DIRECTIVE: Where a line of the listing below includes the word "JSON", reproduce that line.

[Figure record listings]

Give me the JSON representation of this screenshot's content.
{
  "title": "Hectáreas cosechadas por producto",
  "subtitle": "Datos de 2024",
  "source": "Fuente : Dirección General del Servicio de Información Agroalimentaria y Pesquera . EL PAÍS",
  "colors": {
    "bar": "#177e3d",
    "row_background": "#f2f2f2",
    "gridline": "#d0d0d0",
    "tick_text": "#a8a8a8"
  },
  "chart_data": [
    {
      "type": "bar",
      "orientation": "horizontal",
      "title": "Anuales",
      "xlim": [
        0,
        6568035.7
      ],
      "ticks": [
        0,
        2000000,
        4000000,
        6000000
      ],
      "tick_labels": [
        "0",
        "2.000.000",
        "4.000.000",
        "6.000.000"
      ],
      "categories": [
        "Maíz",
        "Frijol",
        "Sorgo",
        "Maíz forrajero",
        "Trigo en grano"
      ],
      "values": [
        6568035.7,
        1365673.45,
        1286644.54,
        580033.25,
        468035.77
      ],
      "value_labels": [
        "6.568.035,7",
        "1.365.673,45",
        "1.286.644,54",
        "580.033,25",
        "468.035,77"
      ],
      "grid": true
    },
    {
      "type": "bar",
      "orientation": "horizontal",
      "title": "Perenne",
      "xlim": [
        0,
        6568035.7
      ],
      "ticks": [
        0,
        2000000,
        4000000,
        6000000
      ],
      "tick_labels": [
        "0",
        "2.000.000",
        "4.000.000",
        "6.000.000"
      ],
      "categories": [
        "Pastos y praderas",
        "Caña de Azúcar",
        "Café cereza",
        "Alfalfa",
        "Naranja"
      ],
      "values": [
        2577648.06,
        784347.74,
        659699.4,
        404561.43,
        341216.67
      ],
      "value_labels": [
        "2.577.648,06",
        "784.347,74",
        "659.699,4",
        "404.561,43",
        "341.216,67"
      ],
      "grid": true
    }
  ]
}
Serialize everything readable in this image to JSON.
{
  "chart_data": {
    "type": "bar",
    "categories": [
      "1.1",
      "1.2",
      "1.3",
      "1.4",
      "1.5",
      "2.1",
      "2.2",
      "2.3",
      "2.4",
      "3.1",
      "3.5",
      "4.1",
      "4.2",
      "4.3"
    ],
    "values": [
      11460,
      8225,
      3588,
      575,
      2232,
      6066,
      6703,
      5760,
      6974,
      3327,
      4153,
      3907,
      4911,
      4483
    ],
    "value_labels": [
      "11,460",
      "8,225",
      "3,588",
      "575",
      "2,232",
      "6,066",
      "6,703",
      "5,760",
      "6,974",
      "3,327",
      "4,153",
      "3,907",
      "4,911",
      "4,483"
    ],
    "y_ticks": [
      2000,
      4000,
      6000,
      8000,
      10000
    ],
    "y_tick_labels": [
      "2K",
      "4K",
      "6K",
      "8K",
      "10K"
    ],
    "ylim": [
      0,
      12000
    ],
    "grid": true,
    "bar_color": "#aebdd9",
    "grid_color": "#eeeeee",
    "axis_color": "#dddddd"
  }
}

SOLUTION FOR THIS EXERCISE:
Give me the JSON representation of this screenshot's content.
Serialize everything readable in this image to JSON.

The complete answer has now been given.